### Your instructions
Would it be possible to write out each entry below exactly, without the pictures?

Data records:
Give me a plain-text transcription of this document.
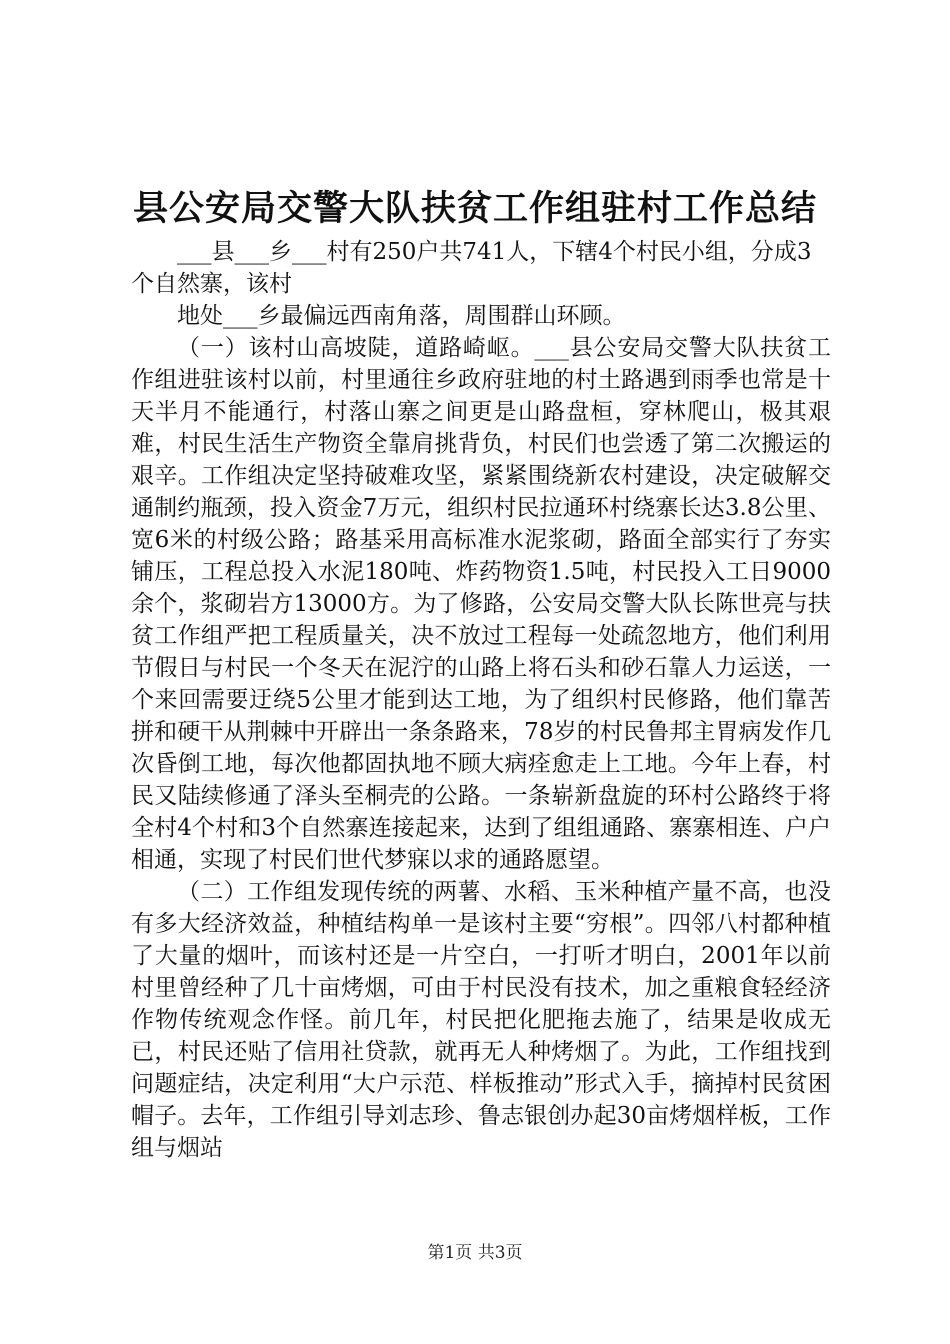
县公安局交警大队扶贫工作组驻村工作总结

___县___乡___村有250户共741人，下辖4个村民小组，分成3个自然寨，该村

地处___乡最偏远西南角落，周围群山环顾。

（一）该村山高坡陡，道路崎岖。___县公安局交警大队扶贫工作组进驻该村以前，村里通往乡政府驻地的村土路遇到雨季也常是十天半月不能通行，村落山寨之间更是山路盘桓，穿林爬山，极其艰难，村民生活生产物资全靠肩挑背负，村民们也尝透了第二次搬运的艰辛。工作组决定坚持破难攻坚，紧紧围绕新农村建设，决定破解交通制约瓶颈，投入资金7万元，组织村民拉通环村绕寨长达3.8公里、宽6米的村级公路；路基采用高标准水泥浆砌，路面全部实行了夯实铺压，工程总投入水泥180吨、炸药物资1.5吨，村民投入工日9000余个，浆砌岩方13000方。为了修路，公安局交警大队长陈世亮与扶贫工作组严把工程质量关，决不放过工程每一处疏忽地方，他们利用节假日与村民一个冬天在泥泞的山路上将石头和砂石靠人力运送，一个来回需要迂绕5公里才能到达工地，为了组织村民修路，他们靠苦拼和硬干从荆棘中开辟出一条条路来，78岁的村民鲁邦主胃病发作几次昏倒工地，每次他都固执地不顾大病痊愈走上工地。今年上春，村民又陆续修通了泽头至桐壳的公路。一条崭新盘旋的环村公路终于将全村4个村和3个自然寨连接起来，达到了组组通路、寨寨相连、户户相通，实现了村民们世代梦寐以求的通路愿望。

（二）工作组发现传统的两薯、水稻、玉米种植产量不高，也没有多大经济效益，种植结构单一是该村主要“穷根”。四邻八村都种植了大量的烟叶，而该村还是一片空白，一打听才明白，2001年以前村里曾经种了几十亩烤烟，可由于村民没有技术，加之重粮食轻经济作物传统观念作怪。前几年，村民把化肥拖去施了，结果是收成无已，村民还贴了信用社贷款，就再无人种烤烟了。为此，工作组找到问题症结，决定利用“大户示范、样板推动”形式入手，摘掉村民贫困帽子。去年，工作组引导刘志珍、鲁志银创办起30亩烤烟样板，工作组与烟站

第1页 共3页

### The solution
Give me a plain-text transcription of this document.
县公安局交警大队扶贫工作组驻村工作总结

___县___乡___村有250户共741人，下辖4个村民小组，分成3个自然寨，该村

地处___乡最偏远西南角落，周围群山环顾。

（一）该村山高坡陡，道路崎岖。___县公安局交警大队扶贫工作组进驻该村以前，村里通往乡政府驻地的村土路遇到雨季也常是十天半月不能通行，村落山寨之间更是山路盘桓，穿林爬山，极其艰难，村民生活生产物资全靠肩挑背负，村民们也尝透了第二次搬运的艰辛。工作组决定坚持破难攻坚，紧紧围绕新农村建设，决定破解交通制约瓶颈，投入资金7万元，组织村民拉通环村绕寨长达3.8公里、宽6米的村级公路；路基采用高标准水泥浆砌，路面全部实行了夯实铺压，工程总投入水泥180吨、炸药物资1.5吨，村民投入工日9000余个，浆砌岩方13000方。为了修路，公安局交警大队长陈世亮与扶贫工作组严把工程质量关，决不放过工程每一处疏忽地方，他们利用节假日与村民一个冬天在泥泞的山路上将石头和砂石靠人力运送，一个来回需要迂绕5公里才能到达工地，为了组织村民修路，他们靠苦拼和硬干从荆棘中开辟出一条条路来，78岁的村民鲁邦主胃病发作几次昏倒工地，每次他都固执地不顾大病痊愈走上工地。今年上春，村民又陆续修通了泽头至桐壳的公路。一条崭新盘旋的环村公路终于将全村4个村和3个自然寨连接起来，达到了组组通路、寨寨相连、户户相通，实现了村民们世代梦寐以求的通路愿望。

（二）工作组发现传统的两薯、水稻、玉米种植产量不高，也没有多大经济效益，种植结构单一是该村主要“穷根”。四邻八村都种植了大量的烟叶，而该村还是一片空白，一打听才明白，2001年以前村里曾经种了几十亩烤烟，可由于村民没有技术，加之重粮食轻经济作物传统观念作怪。前几年，村民把化肥拖去施了，结果是收成无已，村民还贴了信用社贷款，就再无人种烤烟了。为此，工作组找到问题症结，决定利用“大户示范、样板推动”形式入手，摘掉村民贫困帽子。去年，工作组引导刘志珍、鲁志银创办起30亩烤烟样板，工作组与烟站

第1页 共3页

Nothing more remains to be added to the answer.